◆ Problem statement
Output an exact reproduction of the data.

(Records contained in a dataset)
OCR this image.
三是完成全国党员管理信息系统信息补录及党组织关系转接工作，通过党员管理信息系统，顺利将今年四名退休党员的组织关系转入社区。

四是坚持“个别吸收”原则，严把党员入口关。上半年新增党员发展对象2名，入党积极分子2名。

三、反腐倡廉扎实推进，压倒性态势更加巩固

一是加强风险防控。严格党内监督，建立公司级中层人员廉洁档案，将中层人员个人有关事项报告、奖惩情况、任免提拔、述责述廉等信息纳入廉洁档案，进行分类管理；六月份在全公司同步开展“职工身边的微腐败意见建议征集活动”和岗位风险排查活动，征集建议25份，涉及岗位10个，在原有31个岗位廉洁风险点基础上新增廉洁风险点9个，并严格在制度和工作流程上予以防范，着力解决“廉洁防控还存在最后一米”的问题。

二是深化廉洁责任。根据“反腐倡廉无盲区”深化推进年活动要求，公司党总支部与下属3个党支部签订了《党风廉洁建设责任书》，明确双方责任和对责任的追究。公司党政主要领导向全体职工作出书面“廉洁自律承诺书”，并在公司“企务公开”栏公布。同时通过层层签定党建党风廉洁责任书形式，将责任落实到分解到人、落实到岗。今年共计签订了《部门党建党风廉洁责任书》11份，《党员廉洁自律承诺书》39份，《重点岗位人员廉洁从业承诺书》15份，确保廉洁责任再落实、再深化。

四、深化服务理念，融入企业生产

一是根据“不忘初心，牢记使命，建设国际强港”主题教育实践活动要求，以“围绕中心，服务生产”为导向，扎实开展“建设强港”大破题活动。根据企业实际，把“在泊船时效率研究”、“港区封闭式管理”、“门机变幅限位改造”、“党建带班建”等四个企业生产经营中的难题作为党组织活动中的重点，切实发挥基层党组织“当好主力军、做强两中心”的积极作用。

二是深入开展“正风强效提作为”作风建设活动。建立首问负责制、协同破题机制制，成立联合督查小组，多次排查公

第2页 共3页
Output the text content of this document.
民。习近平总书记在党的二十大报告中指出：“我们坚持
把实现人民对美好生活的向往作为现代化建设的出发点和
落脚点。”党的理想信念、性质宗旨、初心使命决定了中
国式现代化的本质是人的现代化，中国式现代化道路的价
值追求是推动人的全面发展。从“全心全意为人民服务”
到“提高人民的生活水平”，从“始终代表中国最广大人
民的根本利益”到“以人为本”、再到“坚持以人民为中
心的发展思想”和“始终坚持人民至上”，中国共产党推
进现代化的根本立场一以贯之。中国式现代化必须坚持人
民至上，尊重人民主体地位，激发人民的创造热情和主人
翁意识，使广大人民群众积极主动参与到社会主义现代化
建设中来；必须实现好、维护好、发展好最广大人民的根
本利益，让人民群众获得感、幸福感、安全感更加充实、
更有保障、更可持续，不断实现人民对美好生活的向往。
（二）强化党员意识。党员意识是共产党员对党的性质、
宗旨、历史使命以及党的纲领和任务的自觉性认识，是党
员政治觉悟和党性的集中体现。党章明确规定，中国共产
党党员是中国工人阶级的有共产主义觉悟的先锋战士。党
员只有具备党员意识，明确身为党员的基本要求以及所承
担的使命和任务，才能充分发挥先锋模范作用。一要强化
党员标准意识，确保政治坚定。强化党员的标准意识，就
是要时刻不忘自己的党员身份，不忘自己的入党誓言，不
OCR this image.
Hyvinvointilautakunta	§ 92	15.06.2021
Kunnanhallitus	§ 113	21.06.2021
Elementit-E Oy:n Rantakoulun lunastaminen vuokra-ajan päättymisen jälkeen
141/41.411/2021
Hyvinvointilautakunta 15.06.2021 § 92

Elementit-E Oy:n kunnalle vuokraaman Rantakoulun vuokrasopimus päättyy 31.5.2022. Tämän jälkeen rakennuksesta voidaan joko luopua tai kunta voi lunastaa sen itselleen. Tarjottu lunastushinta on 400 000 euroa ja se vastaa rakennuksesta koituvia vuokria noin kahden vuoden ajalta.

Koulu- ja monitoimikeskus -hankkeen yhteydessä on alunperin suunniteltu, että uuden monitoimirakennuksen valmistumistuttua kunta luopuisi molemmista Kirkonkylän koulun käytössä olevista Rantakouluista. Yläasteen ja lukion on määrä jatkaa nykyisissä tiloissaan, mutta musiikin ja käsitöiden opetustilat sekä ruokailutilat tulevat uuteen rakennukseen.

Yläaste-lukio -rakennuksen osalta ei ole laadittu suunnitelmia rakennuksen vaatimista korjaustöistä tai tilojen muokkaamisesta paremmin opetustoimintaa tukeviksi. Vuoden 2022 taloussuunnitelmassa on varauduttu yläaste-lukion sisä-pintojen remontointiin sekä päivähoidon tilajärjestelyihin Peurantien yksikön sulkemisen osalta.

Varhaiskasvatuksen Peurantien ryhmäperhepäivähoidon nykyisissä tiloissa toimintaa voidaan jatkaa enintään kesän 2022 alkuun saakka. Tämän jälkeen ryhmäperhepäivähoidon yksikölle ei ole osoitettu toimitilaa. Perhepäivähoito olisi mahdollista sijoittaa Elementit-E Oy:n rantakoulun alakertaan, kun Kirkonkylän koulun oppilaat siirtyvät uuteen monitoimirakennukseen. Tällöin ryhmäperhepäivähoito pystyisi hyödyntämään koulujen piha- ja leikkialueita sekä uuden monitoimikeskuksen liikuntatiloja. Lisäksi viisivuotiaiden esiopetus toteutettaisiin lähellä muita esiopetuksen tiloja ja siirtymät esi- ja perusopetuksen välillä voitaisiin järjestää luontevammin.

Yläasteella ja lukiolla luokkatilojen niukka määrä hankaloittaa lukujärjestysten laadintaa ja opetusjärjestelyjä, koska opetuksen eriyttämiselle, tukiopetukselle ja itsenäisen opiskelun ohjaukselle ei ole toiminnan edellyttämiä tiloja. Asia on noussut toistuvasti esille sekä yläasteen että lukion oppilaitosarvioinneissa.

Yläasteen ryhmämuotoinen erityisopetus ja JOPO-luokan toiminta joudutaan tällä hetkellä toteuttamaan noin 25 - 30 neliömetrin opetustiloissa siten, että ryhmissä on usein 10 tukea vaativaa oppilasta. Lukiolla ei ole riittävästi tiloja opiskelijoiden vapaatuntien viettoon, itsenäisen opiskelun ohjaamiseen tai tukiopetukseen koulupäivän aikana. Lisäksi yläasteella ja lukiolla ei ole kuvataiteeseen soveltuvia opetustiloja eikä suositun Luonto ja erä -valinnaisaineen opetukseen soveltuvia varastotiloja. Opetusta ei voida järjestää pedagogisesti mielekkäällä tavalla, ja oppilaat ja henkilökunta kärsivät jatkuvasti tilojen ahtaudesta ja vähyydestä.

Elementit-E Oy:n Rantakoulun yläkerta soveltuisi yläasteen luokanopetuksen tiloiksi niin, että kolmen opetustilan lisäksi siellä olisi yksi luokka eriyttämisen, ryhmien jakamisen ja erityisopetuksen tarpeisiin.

◆ Expected answer
OCR this image.
三是完成全国党员管理信息系统信息补录及党组织关系转接工作，通过党员管理信息系统，顺利将今年四名退休党员的组织关系转入社区。

四是坚持“个别吸收”原则，严把党员入口关。上半年新增党员发展对象2名，入党积极分子2名。

三、反腐倡廉扎实推进，压倒性态势更加巩固

一是加强风险防控。严格党内监督，建立公司级中层人员廉洁档案，将中层人员个人有关事项报告、奖惩情况、任免提拔、述责述廉等信息纳入廉洁档案，进行分类管理；六月份在全公司同步开展“职工身边的微腐败意见建议征集活动”和岗位风险排查活动，征集建议25份，涉及岗位10个，在原有31个岗位廉洁风险点基础上新增廉洁风险点9个，并严格在制度和工作流程上予以防范，着力解决“廉洁防控还存在最后一米”的问题。

二是深化廉洁责任。根据“反腐倡廉无盲区”深化推进年活动要求，公司党总支部与下属3个党支部签订了《党风廉洁建设责任书》，明确双方责任和对责任的追究。公司党政主要领导向全体职工作出书面“廉洁自律承诺书”，并在公司“企务公开”栏公布。同时通过层层签定党建党风廉洁责任书形式，将责任落实到分解到人、落实到岗。今年共计签订了《部门党建党风廉洁责任书》11份，《党员廉洁自律承诺书》39份，《重点岗位人员廉洁从业承诺书》15份，确保廉洁责任再落实、再深化。

四、深化服务理念，融入企业生产

一是根据“不忘初心，牢记使命，建设国际强港”主题教育实践活动要求，以“围绕中心，服务生产”为导向，扎实开展“建设强港”大破题活动。根据企业实际，把“在泊船时效率研究”、“港区封闭式管理”、“门机变幅限位改造”、“党建带班建”等四个企业生产经营中的难题作为党组织活动中的重点，切实发挥基层党组织“当好主力军、做强两中心”的积极作用。

二是深入开展“正风强效提作为”作风建设活动。建立首问负责制、协同破题机制制，成立联合督查小组，多次排查公

第2页 共3页
Output the text content of this document.
民。习近平总书记在党的二十大报告中指出：“我们坚持
把实现人民对美好生活的向往作为现代化建设的出发点和
落脚点。”党的理想信念、性质宗旨、初心使命决定了中
国式现代化的本质是人的现代化，中国式现代化道路的价
值追求是推动人的全面发展。从“全心全意为人民服务”
到“提高人民的生活水平”，从“始终代表中国最广大人
民的根本利益”到“以人为本”、再到“坚持以人民为中
心的发展思想”和“始终坚持人民至上”，中国共产党推
进现代化的根本立场一以贯之。中国式现代化必须坚持人
民至上，尊重人民主体地位，激发人民的创造热情和主人
翁意识，使广大人民群众积极主动参与到社会主义现代化
建设中来；必须实现好、维护好、发展好最广大人民的根
本利益，让人民群众获得感、幸福感、安全感更加充实、
更有保障、更可持续，不断实现人民对美好生活的向往。
（二）强化党员意识。党员意识是共产党员对党的性质、
宗旨、历史使命以及党的纲领和任务的自觉性认识，是党
员政治觉悟和党性的集中体现。党章明确规定，中国共产
党党员是中国工人阶级的有共产主义觉悟的先锋战士。党
员只有具备党员意识，明确身为党员的基本要求以及所承
担的使命和任务，才能充分发挥先锋模范作用。一要强化
党员标准意识，确保政治坚定。强化党员的标准意识，就
是要时刻不忘自己的党员身份，不忘自己的入党誓言，不
OCR this image.
Hyvinvointilautakunta	§ 92	15.06.2021
Kunnanhallitus	§ 113	21.06.2021
Elementit-E Oy:n Rantakoulun lunastaminen vuokra-ajan päättymisen jälkeen
141/41.411/2021
Hyvinvointilautakunta 15.06.2021 § 92

Elementit-E Oy:n kunnalle vuokraaman Rantakoulun vuokrasopimus päättyy 31.5.2022. Tämän jälkeen rakennuksesta voidaan joko luopua tai kunta voi lunastaa sen itselleen. Tarjottu lunastushinta on 400 000 euroa ja se vastaa rakennuksesta koituvia vuokria noin kahden vuoden ajalta.

Koulu- ja monitoimikeskus -hankkeen yhteydessä on alunperin suunniteltu, että uuden monitoimirakennuksen valmistumistuttua kunta luopuisi molemmista Kirkonkylän koulun käytössä olevista Rantakouluista. Yläasteen ja lukion on määrä jatkaa nykyisissä tiloissaan, mutta musiikin ja käsitöiden opetustilat sekä ruokailutilat tulevat uuteen rakennukseen.

Yläaste-lukio -rakennuksen osalta ei ole laadittu suunnitelmia rakennuksen vaatimista korjaustöistä tai tilojen muokkaamisesta paremmin opetustoimintaa tukeviksi. Vuoden 2022 taloussuunnitelmassa on varauduttu yläaste-lukion sisä-pintojen remontointiin sekä päivähoidon tilajärjestelyihin Peurantien yksikön sulkemisen osalta.

Varhaiskasvatuksen Peurantien ryhmäperhepäivähoidon nykyisissä tiloissa toimintaa voidaan jatkaa enintään kesän 2022 alkuun saakka. Tämän jälkeen ryhmäperhepäivähoidon yksikölle ei ole osoitettu toimitilaa. Perhepäivähoito olisi mahdollista sijoittaa Elementit-E Oy:n rantakoulun alakertaan, kun Kirkonkylän koulun oppilaat siirtyvät uuteen monitoimirakennukseen. Tällöin ryhmäperhepäivähoito pystyisi hyödyntämään koulujen piha- ja leikkialueita sekä uuden monitoimikeskuksen liikuntatiloja. Lisäksi viisivuotiaiden esiopetus toteutettaisiin lähellä muita esiopetuksen tiloja ja siirtymät esi- ja perusopetuksen välillä voitaisiin järjestää luontevammin.

Yläasteella ja lukiolla luokkatilojen niukka määrä hankaloittaa lukujärjestysten laadintaa ja opetusjärjestelyjä, koska opetuksen eriyttämiselle, tukiopetukselle ja itsenäisen opiskelun ohjaukselle ei ole toiminnan edellyttämiä tiloja. Asia on noussut toistuvasti esille sekä yläasteen että lukion oppilaitosarvioinneissa.

Yläasteen ryhmämuotoinen erityisopetus ja JOPO-luokan toiminta joudutaan tällä hetkellä toteuttamaan noin 25 - 30 neliömetrin opetustiloissa siten, että ryhmissä on usein 10 tukea vaativaa oppilasta. Lukiolla ei ole riittävästi tiloja opiskelijoiden vapaatuntien viettoon, itsenäisen opiskelun ohjaamiseen tai tukiopetukseen koulupäivän aikana. Lisäksi yläasteella ja lukiolla ei ole kuvataiteeseen soveltuvia opetustiloja eikä suositun Luonto ja erä -valinnaisaineen opetukseen soveltuvia varastotiloja. Opetusta ei voida järjestää pedagogisesti mielekkäällä tavalla, ja oppilaat ja henkilökunta kärsivät jatkuvasti tilojen ahtaudesta ja vähyydestä.

Elementit-E Oy:n Rantakoulun yläkerta soveltuisi yläasteen luokanopetuksen tiloiksi niin, että kolmen opetustilan lisäksi siellä olisi yksi luokka eriyttämisen, ryhmien jakamisen ja erityisopetuksen tarpeisiin.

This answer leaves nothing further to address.